◆ **Exercise details**
Find the lines containing the word "JSON" and copy every one of them.

-- Start of Provided records --

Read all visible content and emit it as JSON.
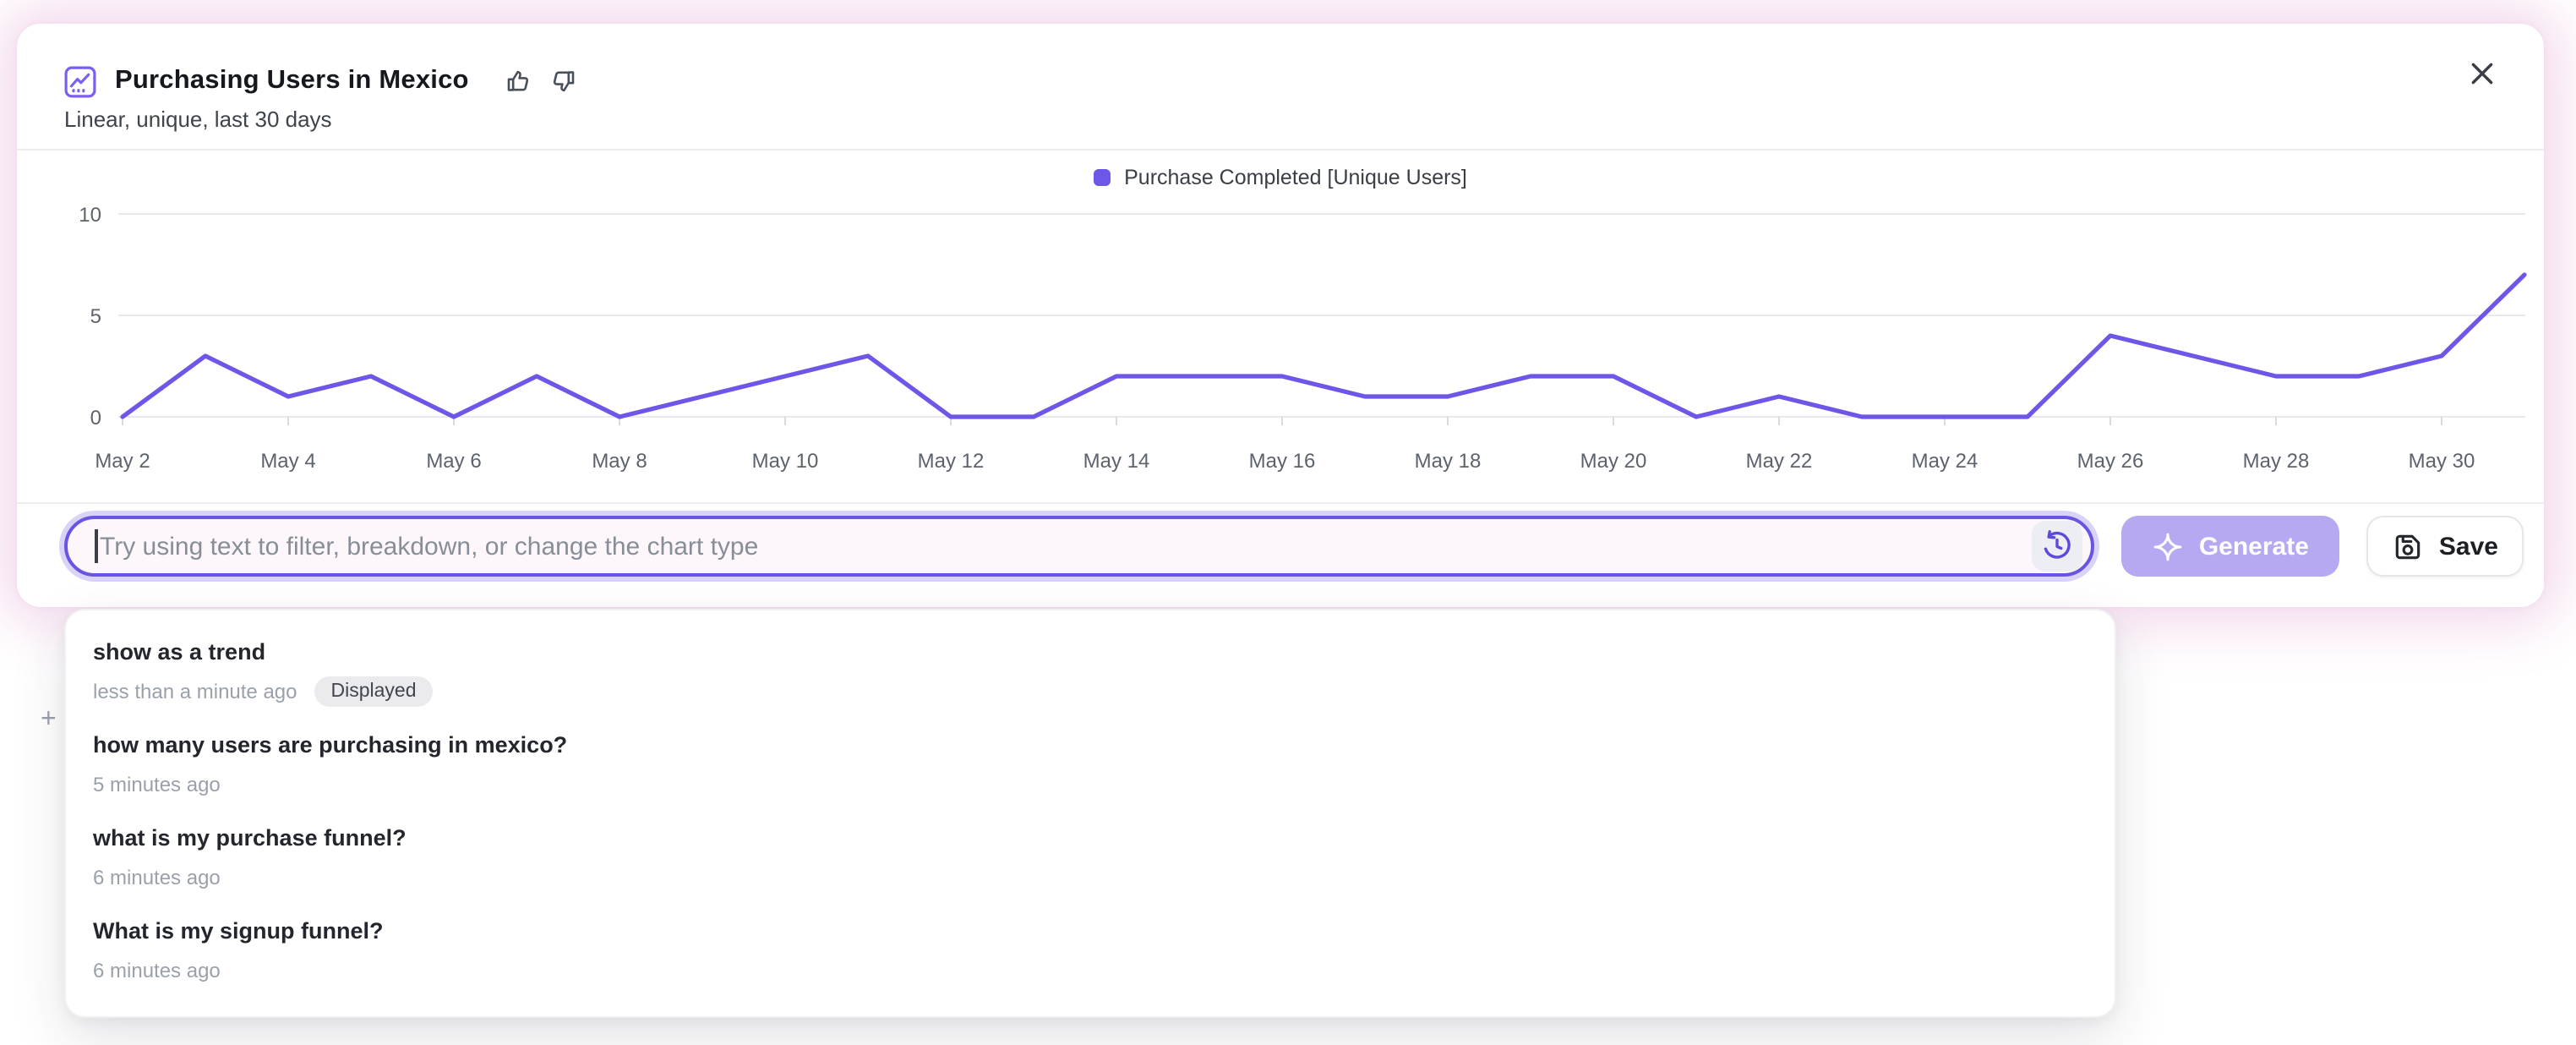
{
  "header": {
    "title": "Purchasing Users in Mexico",
    "subtitle": "Linear, unique, last 30 days"
  },
  "legend": {
    "label": "Purchase Completed [Unique Users]"
  },
  "chart_data": {
    "type": "line",
    "title": "Purchasing Users in Mexico",
    "series_name": "Purchase Completed [Unique Users]",
    "x": [
      "May 2",
      "May 3",
      "May 4",
      "May 5",
      "May 6",
      "May 7",
      "May 8",
      "May 9",
      "May 10",
      "May 11",
      "May 12",
      "May 13",
      "May 14",
      "May 15",
      "May 16",
      "May 17",
      "May 18",
      "May 19",
      "May 20",
      "May 21",
      "May 22",
      "May 23",
      "May 24",
      "May 25",
      "May 26",
      "May 27",
      "May 28",
      "May 29",
      "May 30",
      "May 31"
    ],
    "values": [
      0,
      3,
      1,
      2,
      0,
      2,
      0,
      1,
      2,
      3,
      0,
      0,
      2,
      2,
      2,
      1,
      1,
      2,
      2,
      0,
      1,
      0,
      0,
      0,
      4,
      3,
      2,
      2,
      3,
      7
    ],
    "yticks": [
      0,
      5,
      10
    ],
    "ylim": [
      0,
      10
    ],
    "xtick_labels": [
      "May 2",
      "May 4",
      "May 6",
      "May 8",
      "May 10",
      "May 12",
      "May 14",
      "May 16",
      "May 18",
      "May 20",
      "May 22",
      "May 24",
      "May 26",
      "May 28",
      "May 30"
    ],
    "grid": true,
    "legend_position": "top-center",
    "line_color": "#6d57e8"
  },
  "footer": {
    "input_placeholder": "Try using text to filter, breakdown, or change the chart type",
    "generate_label": "Generate",
    "save_label": "Save"
  },
  "history": {
    "items": [
      {
        "query": "show as a trend",
        "time": "less than a minute ago",
        "badge": "Displayed"
      },
      {
        "query": "how many users are purchasing in mexico?",
        "time": "5 minutes ago",
        "badge": ""
      },
      {
        "query": "what is my purchase funnel?",
        "time": "6 minutes ago",
        "badge": ""
      },
      {
        "query": "What is my signup funnel?",
        "time": "6 minutes ago",
        "badge": ""
      }
    ]
  },
  "page": {
    "plus_glyph": "+"
  },
  "colors": {
    "accent": "#6d57e8",
    "generate_bg": "#b7a9f1",
    "input_border": "#6856e3",
    "input_ring": "#d9d3f8",
    "input_bg": "#fdf6fb",
    "glow": "#f2d8ec",
    "badge_bg": "#ebebee",
    "axis_text": "#5d636c",
    "grid_line": "#e7e9ee"
  }
}
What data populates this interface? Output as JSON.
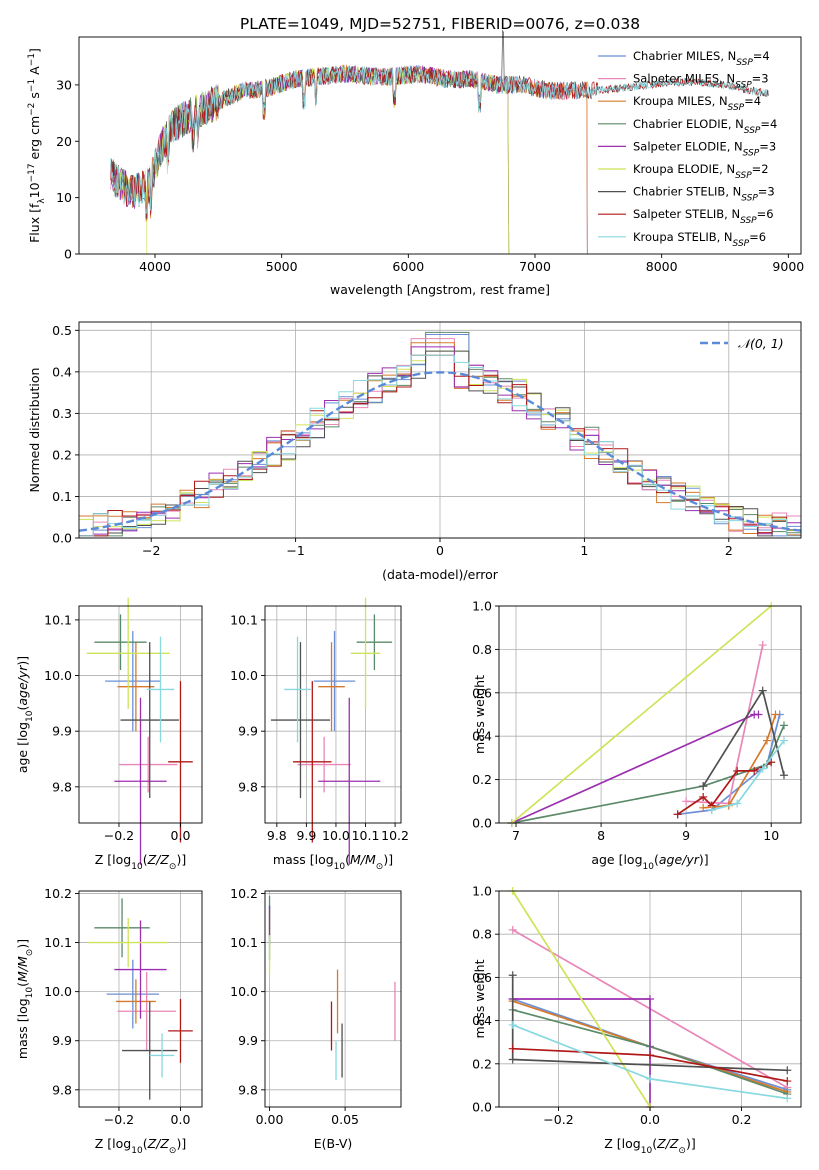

-- End of Provided records --

◆ **The completed task**
Read all visible content and emit it as JSON.
What data populates this interface? Output as JSON.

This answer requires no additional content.